* [Set task] Answer with one number: how many lines hold the string "document".

>>>

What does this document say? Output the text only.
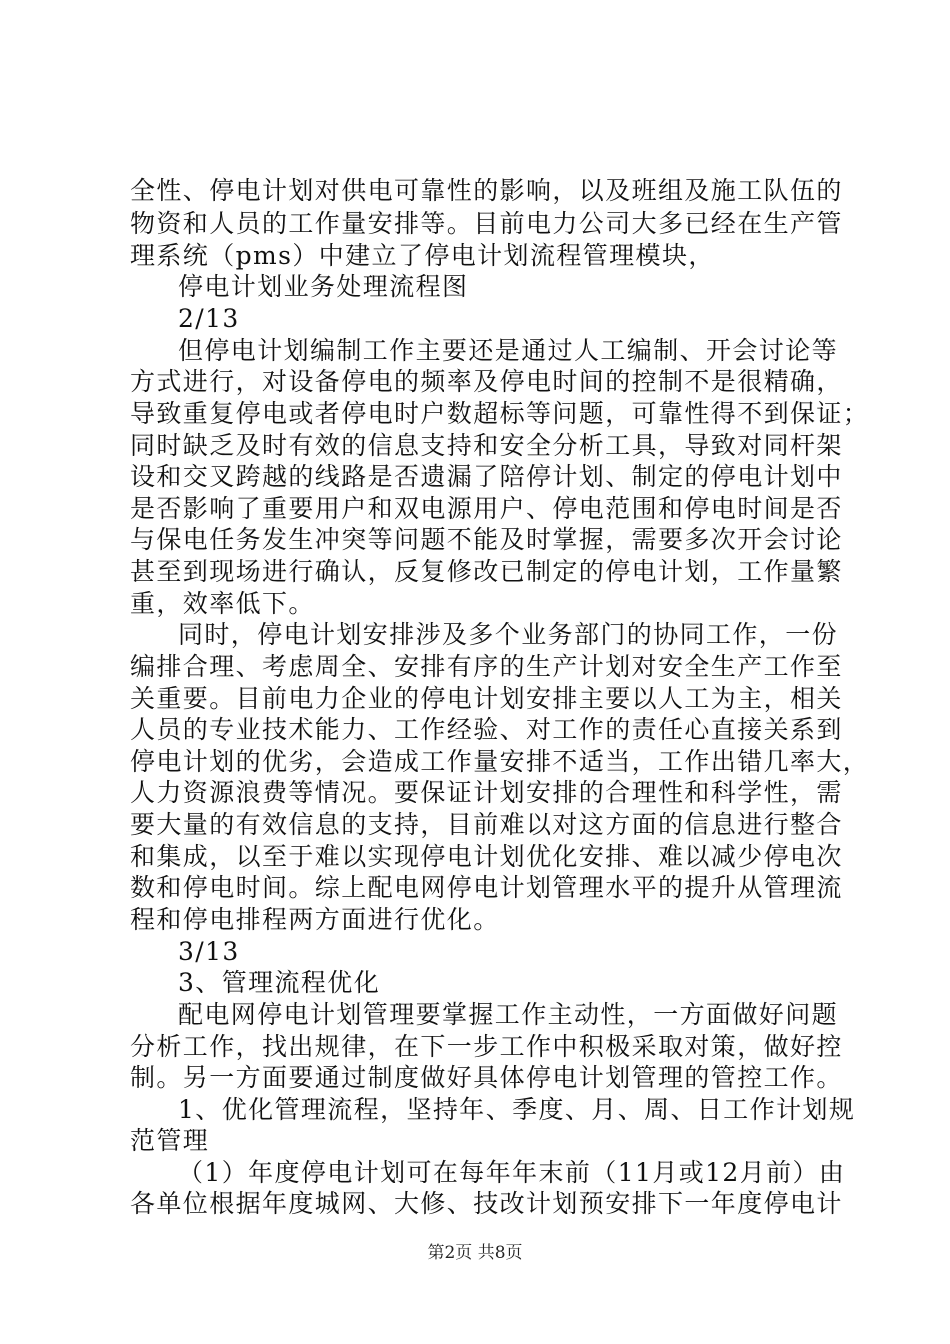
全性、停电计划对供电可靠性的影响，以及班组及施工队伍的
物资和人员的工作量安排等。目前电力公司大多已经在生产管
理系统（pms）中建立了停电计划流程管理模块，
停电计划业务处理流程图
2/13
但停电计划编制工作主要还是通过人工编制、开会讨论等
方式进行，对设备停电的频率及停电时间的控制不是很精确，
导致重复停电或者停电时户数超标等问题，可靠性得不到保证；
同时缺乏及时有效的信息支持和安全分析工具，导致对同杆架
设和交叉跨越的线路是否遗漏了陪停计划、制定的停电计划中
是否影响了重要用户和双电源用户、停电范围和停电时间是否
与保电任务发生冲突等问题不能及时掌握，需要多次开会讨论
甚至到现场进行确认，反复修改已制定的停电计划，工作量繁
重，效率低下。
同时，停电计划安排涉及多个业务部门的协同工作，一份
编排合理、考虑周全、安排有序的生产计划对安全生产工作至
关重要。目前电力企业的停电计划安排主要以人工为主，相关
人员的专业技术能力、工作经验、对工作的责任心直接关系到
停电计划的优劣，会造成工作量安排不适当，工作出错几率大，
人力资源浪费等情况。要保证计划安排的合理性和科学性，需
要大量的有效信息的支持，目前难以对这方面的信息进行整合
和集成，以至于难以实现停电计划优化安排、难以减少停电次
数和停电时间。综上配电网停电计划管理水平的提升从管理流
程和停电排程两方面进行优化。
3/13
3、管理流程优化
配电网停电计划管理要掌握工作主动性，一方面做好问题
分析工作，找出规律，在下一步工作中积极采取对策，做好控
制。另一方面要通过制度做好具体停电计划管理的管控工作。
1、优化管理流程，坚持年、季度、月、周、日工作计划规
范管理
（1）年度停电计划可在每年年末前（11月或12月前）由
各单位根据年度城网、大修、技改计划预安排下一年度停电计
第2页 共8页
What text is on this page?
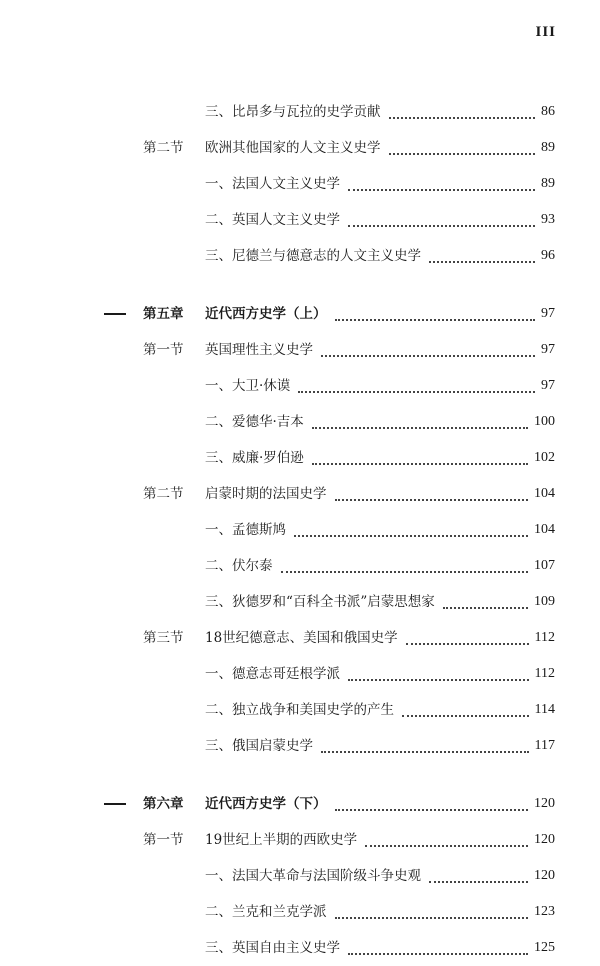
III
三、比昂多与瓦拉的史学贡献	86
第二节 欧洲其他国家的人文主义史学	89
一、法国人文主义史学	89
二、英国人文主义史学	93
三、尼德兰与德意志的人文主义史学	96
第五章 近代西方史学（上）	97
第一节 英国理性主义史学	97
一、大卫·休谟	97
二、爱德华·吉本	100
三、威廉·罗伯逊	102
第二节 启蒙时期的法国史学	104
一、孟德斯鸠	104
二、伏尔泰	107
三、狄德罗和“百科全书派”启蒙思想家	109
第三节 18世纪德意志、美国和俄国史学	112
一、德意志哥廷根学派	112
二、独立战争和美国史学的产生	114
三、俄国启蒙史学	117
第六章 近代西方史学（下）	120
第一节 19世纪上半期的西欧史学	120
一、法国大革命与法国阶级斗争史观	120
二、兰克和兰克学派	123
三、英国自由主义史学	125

<<<
>>>

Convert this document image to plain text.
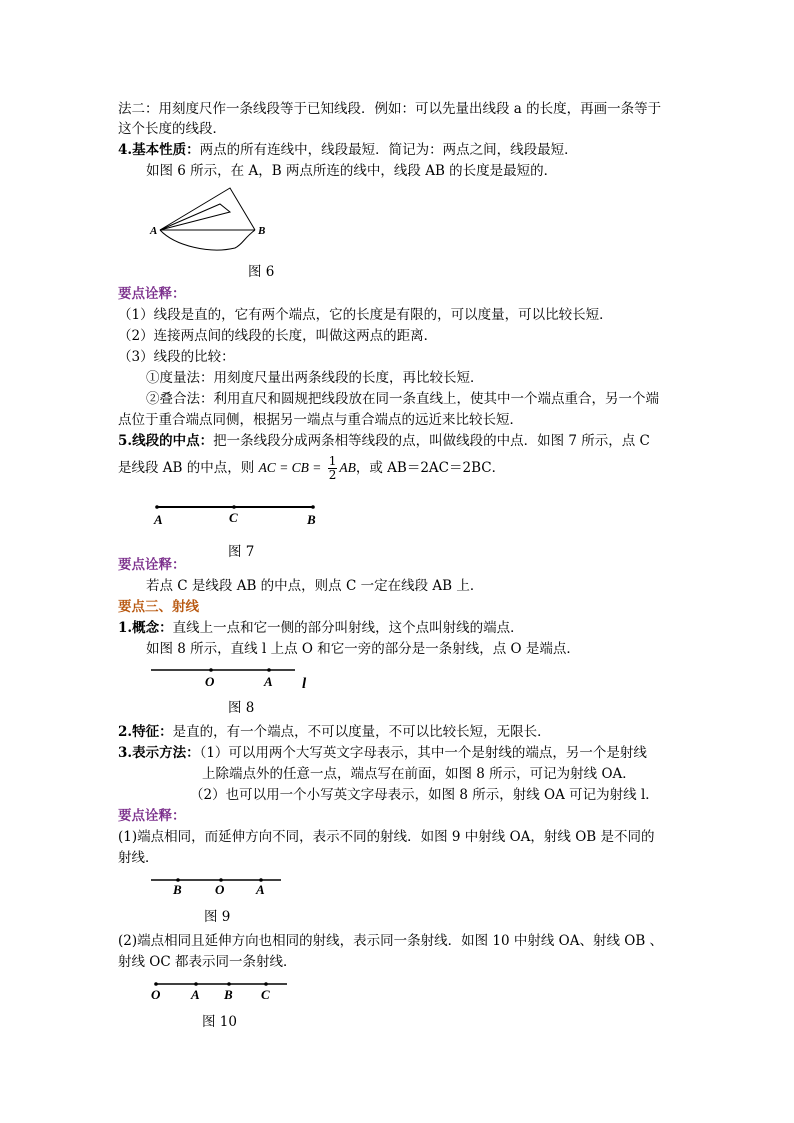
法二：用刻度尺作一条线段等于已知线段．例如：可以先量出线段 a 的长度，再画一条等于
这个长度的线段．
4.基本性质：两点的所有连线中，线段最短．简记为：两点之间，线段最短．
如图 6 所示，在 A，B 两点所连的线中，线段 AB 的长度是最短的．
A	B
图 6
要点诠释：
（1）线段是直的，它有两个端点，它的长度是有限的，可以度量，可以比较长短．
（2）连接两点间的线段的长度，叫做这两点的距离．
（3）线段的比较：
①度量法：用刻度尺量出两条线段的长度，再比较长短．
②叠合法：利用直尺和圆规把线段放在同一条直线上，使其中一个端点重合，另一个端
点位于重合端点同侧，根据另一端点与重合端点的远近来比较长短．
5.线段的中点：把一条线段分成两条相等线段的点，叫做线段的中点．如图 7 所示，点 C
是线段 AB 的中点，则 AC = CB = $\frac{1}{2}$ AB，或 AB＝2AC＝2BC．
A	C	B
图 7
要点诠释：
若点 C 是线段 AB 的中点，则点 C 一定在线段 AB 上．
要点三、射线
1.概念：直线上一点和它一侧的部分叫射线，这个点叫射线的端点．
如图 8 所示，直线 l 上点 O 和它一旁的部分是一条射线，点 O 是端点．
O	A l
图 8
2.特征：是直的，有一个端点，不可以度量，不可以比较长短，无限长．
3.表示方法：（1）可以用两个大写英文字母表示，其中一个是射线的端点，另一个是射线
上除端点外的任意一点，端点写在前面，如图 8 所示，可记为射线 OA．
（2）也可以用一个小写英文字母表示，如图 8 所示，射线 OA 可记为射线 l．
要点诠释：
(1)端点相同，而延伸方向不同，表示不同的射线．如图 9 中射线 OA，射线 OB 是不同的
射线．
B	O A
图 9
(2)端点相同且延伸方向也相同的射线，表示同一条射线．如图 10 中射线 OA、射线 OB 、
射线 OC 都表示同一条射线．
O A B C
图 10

<<<

* [Solution] 2